**Exercise details**. What is the number of lines in the data that hold the string "name"? Reply with that number only.

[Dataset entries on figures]
····················
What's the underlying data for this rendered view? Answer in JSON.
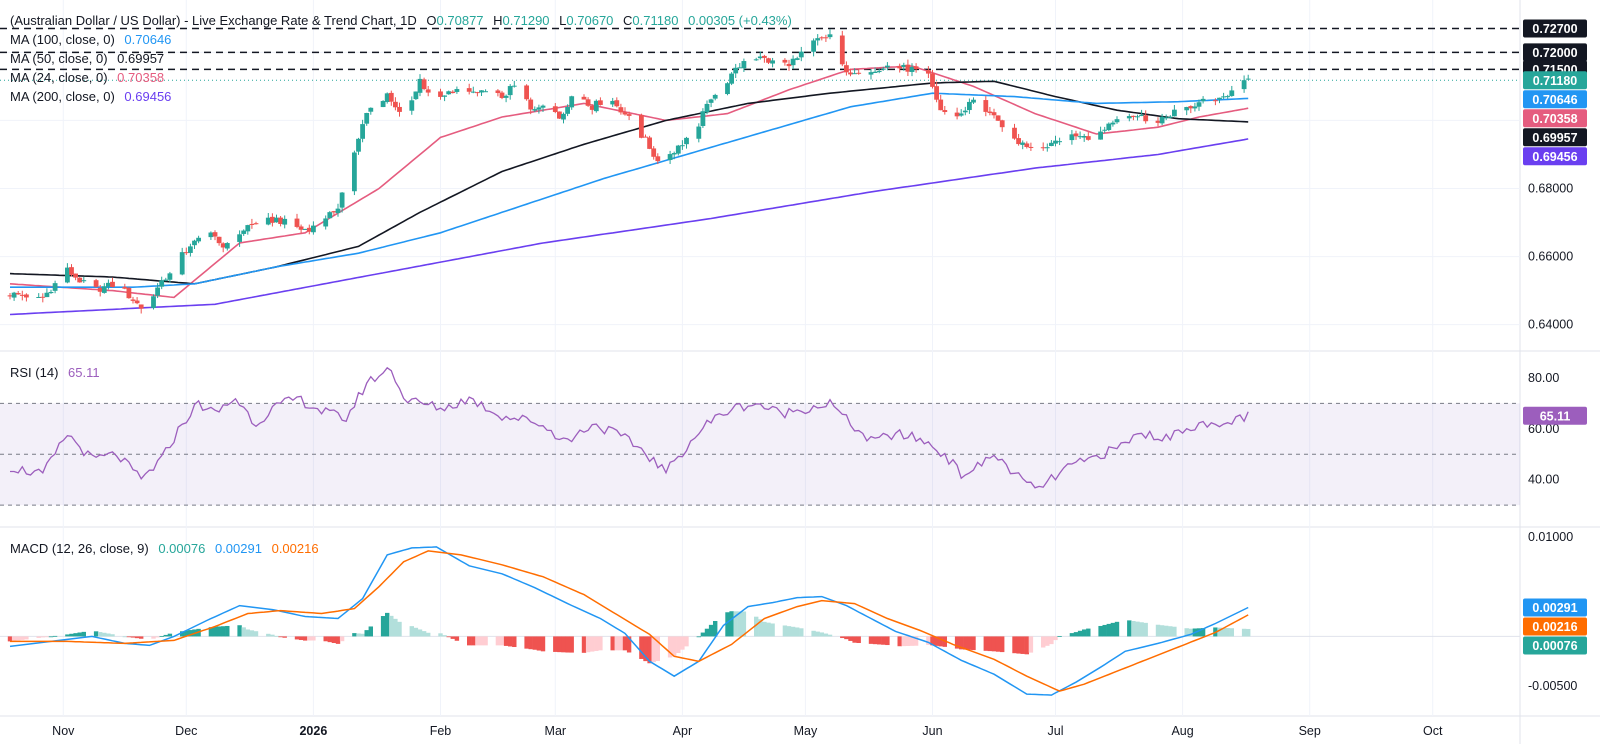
{
  "header": {
    "title": "(Australian Dollar / US Dollar) - Live Exchange Rate & Trend Chart, 1D",
    "ohlc": [
      {
        "label": "O",
        "value": "0.70877"
      },
      {
        "label": "H",
        "value": "0.71290"
      },
      {
        "label": "L",
        "value": "0.70670"
      },
      {
        "label": "C",
        "value": "0.71180"
      }
    ],
    "change": "0.00305 (+0.43%)"
  },
  "ma_legend": [
    {
      "label": "MA (100, close, 0)",
      "value": "0.70646",
      "color": "#2196f3"
    },
    {
      "label": "MA (50, close, 0)",
      "value": "0.69957",
      "color": "#131722"
    },
    {
      "label": "MA (24, close, 0)",
      "value": "0.70358",
      "color": "#e55c7f"
    },
    {
      "label": "MA (200, close, 0)",
      "value": "0.69456",
      "color": "#6a3ff0"
    }
  ],
  "rsi_legend": {
    "label": "RSI (14)",
    "value": "65.11",
    "color": "#9c5ebd"
  },
  "macd_legend": {
    "label": "MACD (12, 26, close, 9)",
    "values": [
      {
        "value": "0.00076",
        "color": "#26a69a"
      },
      {
        "value": "0.00291",
        "color": "#2196f3"
      },
      {
        "value": "0.00216",
        "color": "#ff6d00"
      }
    ]
  },
  "x_axis": {
    "labels": [
      {
        "text": "Nov",
        "day": 13,
        "bold": false
      },
      {
        "text": "Dec",
        "day": 43,
        "bold": false
      },
      {
        "text": "2026",
        "day": 74,
        "bold": true
      },
      {
        "text": "Feb",
        "day": 105,
        "bold": false
      },
      {
        "text": "Mar",
        "day": 133,
        "bold": false
      },
      {
        "text": "Apr",
        "day": 164,
        "bold": false
      },
      {
        "text": "May",
        "day": 194,
        "bold": false
      },
      {
        "text": "Jun",
        "day": 225,
        "bold": false
      },
      {
        "text": "Jul",
        "day": 255,
        "bold": false
      },
      {
        "text": "Aug",
        "day": 286,
        "bold": false
      },
      {
        "text": "Sep",
        "day": 317,
        "bold": false
      },
      {
        "text": "Oct",
        "day": 347,
        "bold": false
      }
    ]
  },
  "price_axis": {
    "ticks": [
      "0.64000",
      "0.66000",
      "0.68000"
    ],
    "levels": [
      {
        "value": "0.72700",
        "bg": "#131722",
        "fg": "#ffffff"
      },
      {
        "value": "0.72000",
        "bg": "#131722",
        "fg": "#ffffff"
      },
      {
        "value": "0.71500",
        "bg": "#131722",
        "fg": "#ffffff"
      }
    ],
    "last_labels": [
      {
        "value": "0.71180",
        "bg": "#26a69a",
        "fg": "#ffffff"
      },
      {
        "value": "0.70646",
        "bg": "#2196f3",
        "fg": "#ffffff"
      },
      {
        "value": "0.70358",
        "bg": "#e55c7f",
        "fg": "#ffffff"
      },
      {
        "value": "0.69957",
        "bg": "#131722",
        "fg": "#ffffff"
      },
      {
        "value": "0.69456",
        "bg": "#6a3ff0",
        "fg": "#ffffff"
      }
    ]
  },
  "rsi_axis": {
    "ticks": [
      "80.00",
      "60.00",
      "40.00"
    ],
    "last": {
      "value": "65.11",
      "bg": "#9c5ebd",
      "fg": "#ffffff"
    }
  },
  "macd_axis": {
    "ticks": [
      "0.01000",
      "-0.00500"
    ],
    "last_labels": [
      {
        "value": "0.00291",
        "bg": "#2196f3",
        "fg": "#ffffff"
      },
      {
        "value": "0.00216",
        "bg": "#ff6d00",
        "fg": "#ffffff"
      },
      {
        "value": "0.00076",
        "bg": "#26a69a",
        "fg": "#ffffff"
      }
    ]
  },
  "colors": {
    "up": "#26a69a",
    "down": "#ef5350",
    "grid": "#f0f3fa",
    "axis_text": "#131722",
    "rsi_band": "#7e57c2",
    "macd_line": "#2196f3",
    "signal_line": "#ff6d00",
    "hist_up_strong": "#26a69a",
    "hist_up_weak": "#b2dfdb",
    "hist_down_strong": "#ef5350",
    "hist_down_weak": "#ffcdd2"
  },
  "chart_data": {
    "type": "line",
    "title": "(Australian Dollar / US Dollar) - Live Exchange Rate & Trend Chart, 1D",
    "xlabel": "",
    "ylabel": "",
    "price_range": [
      0.6355,
      0.7295
    ],
    "support_resistance": [
      0.727,
      0.72,
      0.715
    ],
    "close_anchors": [
      [
        0,
        0.649
      ],
      [
        8,
        0.648
      ],
      [
        14,
        0.656
      ],
      [
        20,
        0.65
      ],
      [
        26,
        0.652
      ],
      [
        32,
        0.645
      ],
      [
        37,
        0.652
      ],
      [
        42,
        0.661
      ],
      [
        48,
        0.667
      ],
      [
        52,
        0.663
      ],
      [
        58,
        0.669
      ],
      [
        65,
        0.671
      ],
      [
        71,
        0.668
      ],
      [
        76,
        0.669
      ],
      [
        80,
        0.675
      ],
      [
        84,
        0.69
      ],
      [
        87,
        0.703
      ],
      [
        92,
        0.707
      ],
      [
        96,
        0.7
      ],
      [
        100,
        0.712
      ],
      [
        104,
        0.705
      ],
      [
        108,
        0.709
      ],
      [
        114,
        0.708
      ],
      [
        120,
        0.707
      ],
      [
        124,
        0.711
      ],
      [
        127,
        0.703
      ],
      [
        131,
        0.706
      ],
      [
        134,
        0.701
      ],
      [
        138,
        0.709
      ],
      [
        142,
        0.704
      ],
      [
        146,
        0.707
      ],
      [
        150,
        0.702
      ],
      [
        155,
        0.694
      ],
      [
        158,
        0.688
      ],
      [
        163,
        0.692
      ],
      [
        168,
        0.699
      ],
      [
        171,
        0.707
      ],
      [
        176,
        0.713
      ],
      [
        180,
        0.719
      ],
      [
        184,
        0.718
      ],
      [
        188,
        0.716
      ],
      [
        192,
        0.718
      ],
      [
        196,
        0.723
      ],
      [
        200,
        0.725
      ],
      [
        203,
        0.716
      ],
      [
        206,
        0.713
      ],
      [
        210,
        0.715
      ],
      [
        214,
        0.716
      ],
      [
        220,
        0.715
      ],
      [
        224,
        0.713
      ],
      [
        227,
        0.703
      ],
      [
        231,
        0.701
      ],
      [
        235,
        0.706
      ],
      [
        239,
        0.702
      ],
      [
        243,
        0.696
      ],
      [
        247,
        0.693
      ],
      [
        252,
        0.692
      ],
      [
        256,
        0.695
      ],
      [
        260,
        0.696
      ],
      [
        264,
        0.694
      ],
      [
        268,
        0.699
      ],
      [
        272,
        0.702
      ],
      [
        276,
        0.701
      ],
      [
        280,
        0.699
      ],
      [
        284,
        0.703
      ],
      [
        288,
        0.704
      ],
      [
        292,
        0.706
      ],
      [
        296,
        0.707
      ],
      [
        299,
        0.709
      ],
      [
        302,
        0.7118
      ]
    ],
    "moving_averages": [
      {
        "name": "MA (24, close, 0)",
        "color": "#e55c7f",
        "points": [
          [
            0,
            0.652
          ],
          [
            25,
            0.65
          ],
          [
            40,
            0.648
          ],
          [
            56,
            0.664
          ],
          [
            72,
            0.667
          ],
          [
            90,
            0.68
          ],
          [
            105,
            0.695
          ],
          [
            120,
            0.701
          ],
          [
            140,
            0.705
          ],
          [
            160,
            0.7
          ],
          [
            175,
            0.702
          ],
          [
            190,
            0.709
          ],
          [
            205,
            0.715
          ],
          [
            220,
            0.716
          ],
          [
            235,
            0.71
          ],
          [
            250,
            0.702
          ],
          [
            265,
            0.696
          ],
          [
            280,
            0.698
          ],
          [
            290,
            0.701
          ],
          [
            302,
            0.70358
          ]
        ]
      },
      {
        "name": "MA (50, close, 0)",
        "color": "#131722",
        "points": [
          [
            0,
            0.655
          ],
          [
            25,
            0.654
          ],
          [
            45,
            0.652
          ],
          [
            65,
            0.657
          ],
          [
            85,
            0.663
          ],
          [
            100,
            0.673
          ],
          [
            120,
            0.685
          ],
          [
            140,
            0.693
          ],
          [
            160,
            0.7
          ],
          [
            180,
            0.705
          ],
          [
            200,
            0.708
          ],
          [
            225,
            0.711
          ],
          [
            240,
            0.7115
          ],
          [
            255,
            0.707
          ],
          [
            270,
            0.703
          ],
          [
            285,
            0.7005
          ],
          [
            302,
            0.69957
          ]
        ]
      },
      {
        "name": "MA (100, close, 0)",
        "color": "#2196f3",
        "points": [
          [
            0,
            0.651
          ],
          [
            30,
            0.651
          ],
          [
            45,
            0.652
          ],
          [
            65,
            0.657
          ],
          [
            85,
            0.661
          ],
          [
            105,
            0.667
          ],
          [
            125,
            0.675
          ],
          [
            145,
            0.683
          ],
          [
            165,
            0.69
          ],
          [
            185,
            0.697
          ],
          [
            205,
            0.704
          ],
          [
            225,
            0.708
          ],
          [
            245,
            0.707
          ],
          [
            265,
            0.705
          ],
          [
            285,
            0.7055
          ],
          [
            302,
            0.70646
          ]
        ]
      },
      {
        "name": "MA (200, close, 0)",
        "color": "#6a3ff0",
        "points": [
          [
            0,
            0.643
          ],
          [
            50,
            0.646
          ],
          [
            90,
            0.655
          ],
          [
            130,
            0.664
          ],
          [
            170,
            0.671
          ],
          [
            210,
            0.679
          ],
          [
            250,
            0.686
          ],
          [
            280,
            0.69
          ],
          [
            302,
            0.69456
          ]
        ]
      }
    ],
    "rsi": {
      "name": "RSI (14)",
      "range": [
        23,
        89
      ],
      "bands": [
        70,
        50,
        30
      ],
      "points": [
        [
          0,
          45
        ],
        [
          8,
          42
        ],
        [
          14,
          58
        ],
        [
          20,
          48
        ],
        [
          26,
          50
        ],
        [
          32,
          40
        ],
        [
          37,
          48
        ],
        [
          42,
          62
        ],
        [
          46,
          70
        ],
        [
          50,
          66
        ],
        [
          55,
          72
        ],
        [
          60,
          62
        ],
        [
          64,
          68
        ],
        [
          70,
          72
        ],
        [
          76,
          67
        ],
        [
          82,
          64
        ],
        [
          87,
          78
        ],
        [
          93,
          84
        ],
        [
          96,
          72
        ],
        [
          100,
          70
        ],
        [
          106,
          68
        ],
        [
          112,
          72
        ],
        [
          120,
          65
        ],
        [
          128,
          63
        ],
        [
          136,
          55
        ],
        [
          142,
          62
        ],
        [
          148,
          58
        ],
        [
          154,
          52
        ],
        [
          160,
          43
        ],
        [
          166,
          55
        ],
        [
          170,
          62
        ],
        [
          176,
          68
        ],
        [
          182,
          70
        ],
        [
          188,
          66
        ],
        [
          194,
          68
        ],
        [
          200,
          70
        ],
        [
          205,
          62
        ],
        [
          210,
          55
        ],
        [
          216,
          58
        ],
        [
          222,
          56
        ],
        [
          228,
          50
        ],
        [
          232,
          42
        ],
        [
          236,
          45
        ],
        [
          240,
          50
        ],
        [
          246,
          41
        ],
        [
          250,
          36
        ],
        [
          254,
          40
        ],
        [
          258,
          45
        ],
        [
          262,
          47
        ],
        [
          266,
          50
        ],
        [
          270,
          52
        ],
        [
          274,
          57
        ],
        [
          278,
          58
        ],
        [
          282,
          56
        ],
        [
          286,
          60
        ],
        [
          290,
          62
        ],
        [
          294,
          60
        ],
        [
          298,
          63
        ],
        [
          302,
          65.11
        ]
      ]
    },
    "macd": {
      "name": "MACD (12, 26, close, 9)",
      "range": [
        -0.0076,
        0.0106
      ],
      "points": [
        [
          0,
          -0.001
        ],
        [
          10,
          -0.0005
        ],
        [
          20,
          0.0
        ],
        [
          28,
          -0.0007
        ],
        [
          34,
          -0.0009
        ],
        [
          40,
          0.0
        ],
        [
          48,
          0.0016
        ],
        [
          56,
          0.0031
        ],
        [
          64,
          0.0027
        ],
        [
          72,
          0.002
        ],
        [
          80,
          0.0018
        ],
        [
          86,
          0.0038
        ],
        [
          92,
          0.0082
        ],
        [
          98,
          0.0089
        ],
        [
          104,
          0.009
        ],
        [
          112,
          0.0071
        ],
        [
          120,
          0.0063
        ],
        [
          128,
          0.0049
        ],
        [
          136,
          0.0033
        ],
        [
          144,
          0.0018
        ],
        [
          150,
          0.0003
        ],
        [
          156,
          -0.0025
        ],
        [
          162,
          -0.004
        ],
        [
          168,
          -0.0025
        ],
        [
          174,
          0.0011
        ],
        [
          180,
          0.003
        ],
        [
          186,
          0.0034
        ],
        [
          192,
          0.0039
        ],
        [
          198,
          0.004
        ],
        [
          204,
          0.0031
        ],
        [
          210,
          0.0018
        ],
        [
          216,
          0.0005
        ],
        [
          224,
          -0.0006
        ],
        [
          232,
          -0.0024
        ],
        [
          240,
          -0.0038
        ],
        [
          248,
          -0.0058
        ],
        [
          254,
          -0.0059
        ],
        [
          260,
          -0.0046
        ],
        [
          266,
          -0.0031
        ],
        [
          272,
          -0.0015
        ],
        [
          280,
          -0.0007
        ],
        [
          288,
          0.0002
        ],
        [
          294,
          0.0013
        ],
        [
          302,
          0.00291
        ]
      ]
    },
    "signal": {
      "name": "Signal",
      "points": [
        [
          0,
          -0.0005
        ],
        [
          14,
          -0.0005
        ],
        [
          28,
          -0.0007
        ],
        [
          40,
          -0.0004
        ],
        [
          50,
          0.001
        ],
        [
          58,
          0.0023
        ],
        [
          66,
          0.0026
        ],
        [
          76,
          0.0023
        ],
        [
          84,
          0.0028
        ],
        [
          90,
          0.005
        ],
        [
          96,
          0.0075
        ],
        [
          102,
          0.0086
        ],
        [
          110,
          0.0082
        ],
        [
          120,
          0.0072
        ],
        [
          130,
          0.006
        ],
        [
          140,
          0.0042
        ],
        [
          148,
          0.0022
        ],
        [
          156,
          0.0002
        ],
        [
          162,
          -0.002
        ],
        [
          168,
          -0.0025
        ],
        [
          176,
          -0.0008
        ],
        [
          184,
          0.0018
        ],
        [
          192,
          0.003
        ],
        [
          198,
          0.0036
        ],
        [
          206,
          0.0033
        ],
        [
          214,
          0.0018
        ],
        [
          222,
          0.0006
        ],
        [
          230,
          -0.0008
        ],
        [
          240,
          -0.0023
        ],
        [
          248,
          -0.004
        ],
        [
          256,
          -0.0055
        ],
        [
          262,
          -0.0048
        ],
        [
          270,
          -0.0035
        ],
        [
          278,
          -0.0022
        ],
        [
          286,
          -0.0009
        ],
        [
          294,
          0.0004
        ],
        [
          302,
          0.00216
        ]
      ]
    },
    "histogram_last": 0.00076
  }
}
····················
**Written answer**. 7